WRITTEN EXERCISE
Please output the records below in full, exactly as given, but without the images.

ENTRIES SUPPLIED
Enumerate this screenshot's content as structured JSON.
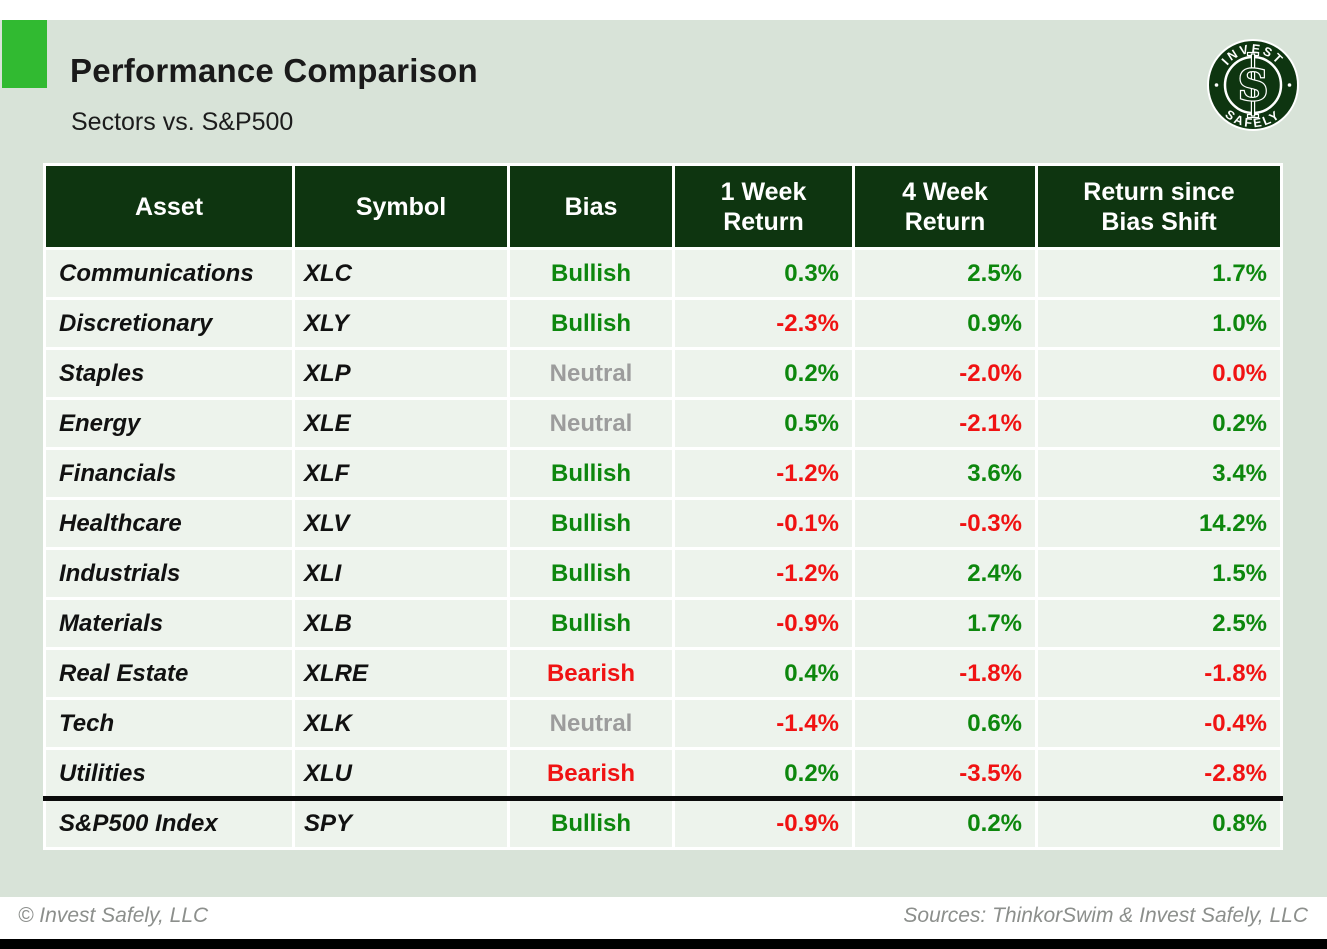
{
  "header": {
    "title": "Performance Comparison",
    "subtitle": "Sectors vs. S&P500"
  },
  "logo": {
    "top_text": "INVEST",
    "bottom_text": "SAFELY",
    "monogram": "S"
  },
  "table": {
    "columns": [
      "Asset",
      "Symbol",
      "Bias",
      "1 Week\nReturn",
      "4 Week\nReturn",
      "Return since\nBias Shift"
    ],
    "rows": [
      {
        "asset": "Communications",
        "symbol": "XLC",
        "bias": "Bullish",
        "bias_color": "green",
        "returns": [
          {
            "v": "0.3%",
            "c": "green"
          },
          {
            "v": "2.5%",
            "c": "green"
          },
          {
            "v": "1.7%",
            "c": "green"
          }
        ],
        "separator_above": false
      },
      {
        "asset": "Discretionary",
        "symbol": "XLY",
        "bias": "Bullish",
        "bias_color": "green",
        "returns": [
          {
            "v": "-2.3%",
            "c": "red"
          },
          {
            "v": "0.9%",
            "c": "green"
          },
          {
            "v": "1.0%",
            "c": "green"
          }
        ],
        "separator_above": false
      },
      {
        "asset": "Staples",
        "symbol": "XLP",
        "bias": "Neutral",
        "bias_color": "gray",
        "returns": [
          {
            "v": "0.2%",
            "c": "green"
          },
          {
            "v": "-2.0%",
            "c": "red"
          },
          {
            "v": "0.0%",
            "c": "red"
          }
        ],
        "separator_above": false
      },
      {
        "asset": "Energy",
        "symbol": "XLE",
        "bias": "Neutral",
        "bias_color": "gray",
        "returns": [
          {
            "v": "0.5%",
            "c": "green"
          },
          {
            "v": "-2.1%",
            "c": "red"
          },
          {
            "v": "0.2%",
            "c": "green"
          }
        ],
        "separator_above": false
      },
      {
        "asset": "Financials",
        "symbol": "XLF",
        "bias": "Bullish",
        "bias_color": "green",
        "returns": [
          {
            "v": "-1.2%",
            "c": "red"
          },
          {
            "v": "3.6%",
            "c": "green"
          },
          {
            "v": "3.4%",
            "c": "green"
          }
        ],
        "separator_above": false
      },
      {
        "asset": "Healthcare",
        "symbol": "XLV",
        "bias": "Bullish",
        "bias_color": "green",
        "returns": [
          {
            "v": "-0.1%",
            "c": "red"
          },
          {
            "v": "-0.3%",
            "c": "red"
          },
          {
            "v": "14.2%",
            "c": "green"
          }
        ],
        "separator_above": false
      },
      {
        "asset": "Industrials",
        "symbol": "XLI",
        "bias": "Bullish",
        "bias_color": "green",
        "returns": [
          {
            "v": "-1.2%",
            "c": "red"
          },
          {
            "v": "2.4%",
            "c": "green"
          },
          {
            "v": "1.5%",
            "c": "green"
          }
        ],
        "separator_above": false
      },
      {
        "asset": "Materials",
        "symbol": "XLB",
        "bias": "Bullish",
        "bias_color": "green",
        "returns": [
          {
            "v": "-0.9%",
            "c": "red"
          },
          {
            "v": "1.7%",
            "c": "green"
          },
          {
            "v": "2.5%",
            "c": "green"
          }
        ],
        "separator_above": false
      },
      {
        "asset": "Real Estate",
        "symbol": "XLRE",
        "bias": "Bearish",
        "bias_color": "red",
        "returns": [
          {
            "v": "0.4%",
            "c": "green"
          },
          {
            "v": "-1.8%",
            "c": "red"
          },
          {
            "v": "-1.8%",
            "c": "red"
          }
        ],
        "separator_above": false
      },
      {
        "asset": "Tech",
        "symbol": "XLK",
        "bias": "Neutral",
        "bias_color": "gray",
        "returns": [
          {
            "v": "-1.4%",
            "c": "red"
          },
          {
            "v": "0.6%",
            "c": "green"
          },
          {
            "v": "-0.4%",
            "c": "red"
          }
        ],
        "separator_above": false
      },
      {
        "asset": "Utilities",
        "symbol": "XLU",
        "bias": "Bearish",
        "bias_color": "red",
        "returns": [
          {
            "v": "0.2%",
            "c": "green"
          },
          {
            "v": "-3.5%",
            "c": "red"
          },
          {
            "v": "-2.8%",
            "c": "red"
          }
        ],
        "separator_above": false
      },
      {
        "asset": "S&P500 Index",
        "symbol": "SPY",
        "bias": "Bullish",
        "bias_color": "green",
        "returns": [
          {
            "v": "-0.9%",
            "c": "red"
          },
          {
            "v": "0.2%",
            "c": "green"
          },
          {
            "v": "0.8%",
            "c": "green"
          }
        ],
        "separator_above": true
      }
    ]
  },
  "chart_data": {
    "type": "table",
    "title": "Performance Comparison",
    "subtitle": "Sectors vs. S&P500",
    "columns": [
      "Asset",
      "Symbol",
      "Bias",
      "1 Week Return (%)",
      "4 Week Return (%)",
      "Return since Bias Shift (%)"
    ],
    "rows": [
      [
        "Communications",
        "XLC",
        "Bullish",
        0.3,
        2.5,
        1.7
      ],
      [
        "Discretionary",
        "XLY",
        "Bullish",
        -2.3,
        0.9,
        1.0
      ],
      [
        "Staples",
        "XLP",
        "Neutral",
        0.2,
        -2.0,
        0.0
      ],
      [
        "Energy",
        "XLE",
        "Neutral",
        0.5,
        -2.1,
        0.2
      ],
      [
        "Financials",
        "XLF",
        "Bullish",
        -1.2,
        3.6,
        3.4
      ],
      [
        "Healthcare",
        "XLV",
        "Bullish",
        -0.1,
        -0.3,
        14.2
      ],
      [
        "Industrials",
        "XLI",
        "Bullish",
        -1.2,
        2.4,
        1.5
      ],
      [
        "Materials",
        "XLB",
        "Bullish",
        -0.9,
        1.7,
        2.5
      ],
      [
        "Real Estate",
        "XLRE",
        "Bearish",
        0.4,
        -1.8,
        -1.8
      ],
      [
        "Tech",
        "XLK",
        "Neutral",
        -1.4,
        0.6,
        -0.4
      ],
      [
        "Utilities",
        "XLU",
        "Bearish",
        0.2,
        -3.5,
        -2.8
      ],
      [
        "S&P500 Index",
        "SPY",
        "Bullish",
        -0.9,
        0.2,
        0.8
      ]
    ]
  },
  "footer": {
    "copyright": "© Invest Safely, LLC",
    "sources": "Sources: ThinkorSwim & Invest Safely, LLC"
  },
  "colors": {
    "accent": "#31ba31",
    "header_bg": "#0e3510",
    "page_bg": "#d8e3d8",
    "row_bg": "#edf3ec",
    "positive": "#0d870d",
    "negative": "#f01212",
    "neutral": "#9c9c9c"
  }
}
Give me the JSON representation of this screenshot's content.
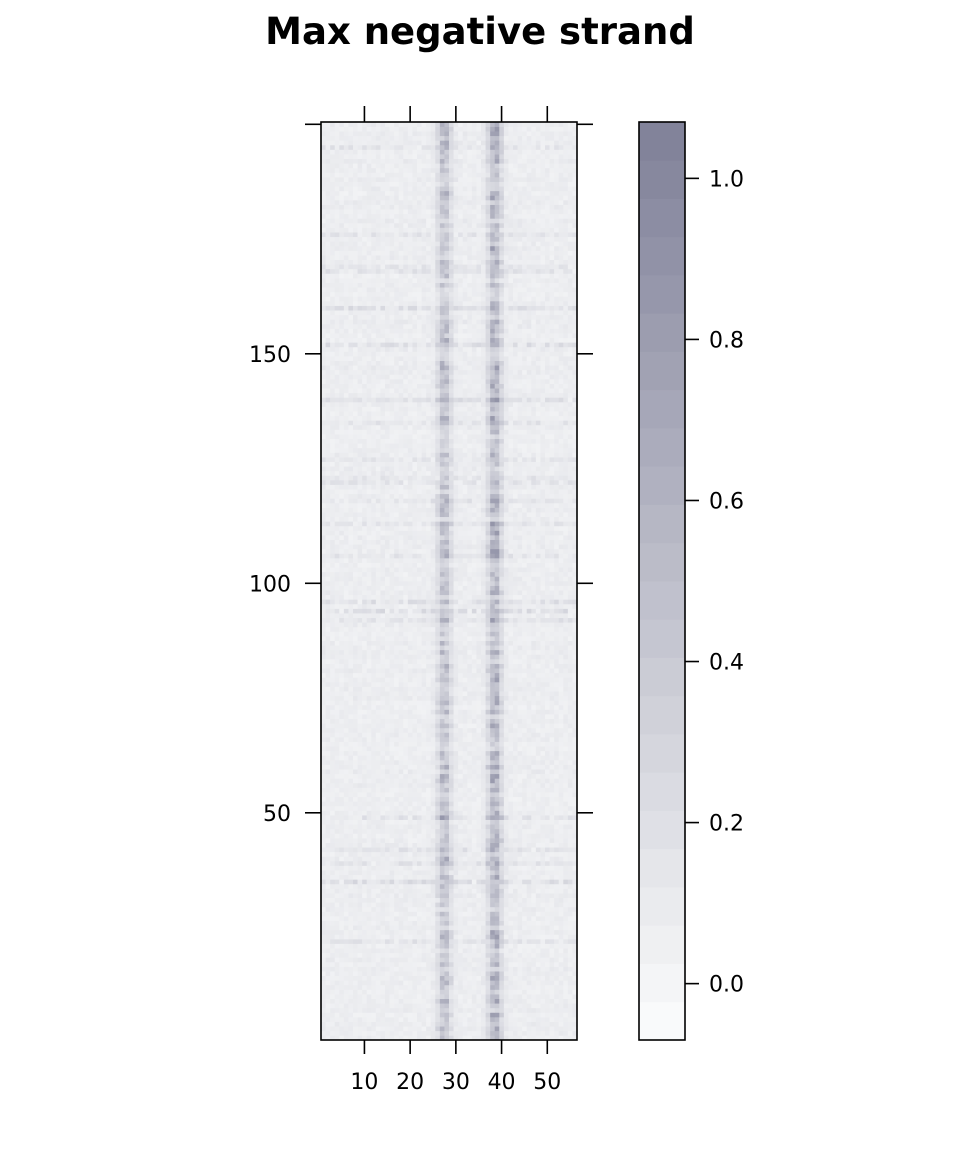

RESULT OF THE EXERCISE
Enumerate this screenshot's content as structured JSON.
{
  "header": {
    "title": "Performance Comparison",
    "subtitle": "Sectors vs. S&P500"
  },
  "logo": {
    "top_text": "INVEST",
    "bottom_text": "SAFELY",
    "monogram": "S"
  },
  "table": {
    "columns": [
      "Asset",
      "Symbol",
      "Bias",
      "1 Week\nReturn",
      "4 Week\nReturn",
      "Return since\nBias Shift"
    ],
    "rows": [
      {
        "asset": "Communications",
        "symbol": "XLC",
        "bias": "Bullish",
        "bias_color": "green",
        "returns": [
          {
            "v": "0.3%",
            "c": "green"
          },
          {
            "v": "2.5%",
            "c": "green"
          },
          {
            "v": "1.7%",
            "c": "green"
          }
        ],
        "separator_above": false
      },
      {
        "asset": "Discretionary",
        "symbol": "XLY",
        "bias": "Bullish",
        "bias_color": "green",
        "returns": [
          {
            "v": "-2.3%",
            "c": "red"
          },
          {
            "v": "0.9%",
            "c": "green"
          },
          {
            "v": "1.0%",
            "c": "green"
          }
        ],
        "separator_above": false
      },
      {
        "asset": "Staples",
        "symbol": "XLP",
        "bias": "Neutral",
        "bias_color": "gray",
        "returns": [
          {
            "v": "0.2%",
            "c": "green"
          },
          {
            "v": "-2.0%",
            "c": "red"
          },
          {
            "v": "0.0%",
            "c": "red"
          }
        ],
        "separator_above": false
      },
      {
        "asset": "Energy",
        "symbol": "XLE",
        "bias": "Neutral",
        "bias_color": "gray",
        "returns": [
          {
            "v": "0.5%",
            "c": "green"
          },
          {
            "v": "-2.1%",
            "c": "red"
          },
          {
            "v": "0.2%",
            "c": "green"
          }
        ],
        "separator_above": false
      },
      {
        "asset": "Financials",
        "symbol": "XLF",
        "bias": "Bullish",
        "bias_color": "green",
        "returns": [
          {
            "v": "-1.2%",
            "c": "red"
          },
          {
            "v": "3.6%",
            "c": "green"
          },
          {
            "v": "3.4%",
            "c": "green"
          }
        ],
        "separator_above": false
      },
      {
        "asset": "Healthcare",
        "symbol": "XLV",
        "bias": "Bullish",
        "bias_color": "green",
        "returns": [
          {
            "v": "-0.1%",
            "c": "red"
          },
          {
            "v": "-0.3%",
            "c": "red"
          },
          {
            "v": "14.2%",
            "c": "green"
          }
        ],
        "separator_above": false
      },
      {
        "asset": "Industrials",
        "symbol": "XLI",
        "bias": "Bullish",
        "bias_color": "green",
        "returns": [
          {
            "v": "-1.2%",
            "c": "red"
          },
          {
            "v": "2.4%",
            "c": "green"
          },
          {
            "v": "1.5%",
            "c": "green"
          }
        ],
        "separator_above": false
      },
      {
        "asset": "Materials",
        "symbol": "XLB",
        "bias": "Bullish",
        "bias_color": "green",
        "returns": [
          {
            "v": "-0.9%",
            "c": "red"
          },
          {
            "v": "1.7%",
            "c": "green"
          },
          {
            "v": "2.5%",
            "c": "green"
          }
        ],
        "separator_above": false
      },
      {
        "asset": "Real Estate",
        "symbol": "XLRE",
        "bias": "Bearish",
        "bias_color": "red",
        "returns": [
          {
            "v": "0.4%",
            "c": "green"
          },
          {
            "v": "-1.8%",
            "c": "red"
          },
          {
            "v": "-1.8%",
            "c": "red"
          }
        ],
        "separator_above": false
      },
      {
        "asset": "Tech",
        "symbol": "XLK",
        "bias": "Neutral",
        "bias_color": "gray",
        "returns": [
          {
            "v": "-1.4%",
            "c": "red"
          },
          {
            "v": "0.6%",
            "c": "green"
          },
          {
            "v": "-0.4%",
            "c": "red"
          }
        ],
        "separator_above": false
      },
      {
        "asset": "Utilities",
        "symbol": "XLU",
        "bias": "Bearish",
        "bias_color": "red",
        "returns": [
          {
            "v": "0.2%",
            "c": "green"
          },
          {
            "v": "-3.5%",
            "c": "red"
          },
          {
            "v": "-2.8%",
            "c": "red"
          }
        ],
        "separator_above": false
      },
      {
        "asset": "S&P500 Index",
        "symbol": "SPY",
        "bias": "Bullish",
        "bias_color": "green",
        "returns": [
          {
            "v": "-0.9%",
            "c": "red"
          },
          {
            "v": "0.2%",
            "c": "green"
          },
          {
            "v": "0.8%",
            "c": "green"
          }
        ],
        "separator_above": true
      }
    ]
  },
  "chart_data": {
    "type": "table",
    "title": "Performance Comparison",
    "subtitle": "Sectors vs. S&P500",
    "columns": [
      "Asset",
      "Symbol",
      "Bias",
      "1 Week Return (%)",
      "4 Week Return (%)",
      "Return since Bias Shift (%)"
    ],
    "rows": [
      [
        "Communications",
        "XLC",
        "Bullish",
        0.3,
        2.5,
        1.7
      ],
      [
        "Discretionary",
        "XLY",
        "Bullish",
        -2.3,
        0.9,
        1.0
      ],
      [
        "Staples",
        "XLP",
        "Neutral",
        0.2,
        -2.0,
        0.0
      ],
      [
        "Energy",
        "XLE",
        "Neutral",
        0.5,
        -2.1,
        0.2
      ],
      [
        "Financials",
        "XLF",
        "Bullish",
        -1.2,
        3.6,
        3.4
      ],
      [
        "Healthcare",
        "XLV",
        "Bullish",
        -0.1,
        -0.3,
        14.2
      ],
      [
        "Industrials",
        "XLI",
        "Bullish",
        -1.2,
        2.4,
        1.5
      ],
      [
        "Materials",
        "XLB",
        "Bullish",
        -0.9,
        1.7,
        2.5
      ],
      [
        "Real Estate",
        "XLRE",
        "Bearish",
        0.4,
        -1.8,
        -1.8
      ],
      [
        "Tech",
        "XLK",
        "Neutral",
        -1.4,
        0.6,
        -0.4
      ],
      [
        "Utilities",
        "XLU",
        "Bearish",
        0.2,
        -3.5,
        -2.8
      ],
      [
        "S&P500 Index",
        "SPY",
        "Bullish",
        -0.9,
        0.2,
        0.8
      ]
    ]
  },
  "footer": {
    "copyright": "© Invest Safely, LLC",
    "sources": "Sources: ThinkorSwim & Invest Safely, LLC"
  },
  "colors": {
    "accent": "#31ba31",
    "header_bg": "#0e3510",
    "page_bg": "#d8e3d8",
    "row_bg": "#edf3ec",
    "positive": "#0d870d",
    "negative": "#f01212",
    "neutral": "#9c9c9c"
  }
}
Give me the JSON representation of this screenshot's content.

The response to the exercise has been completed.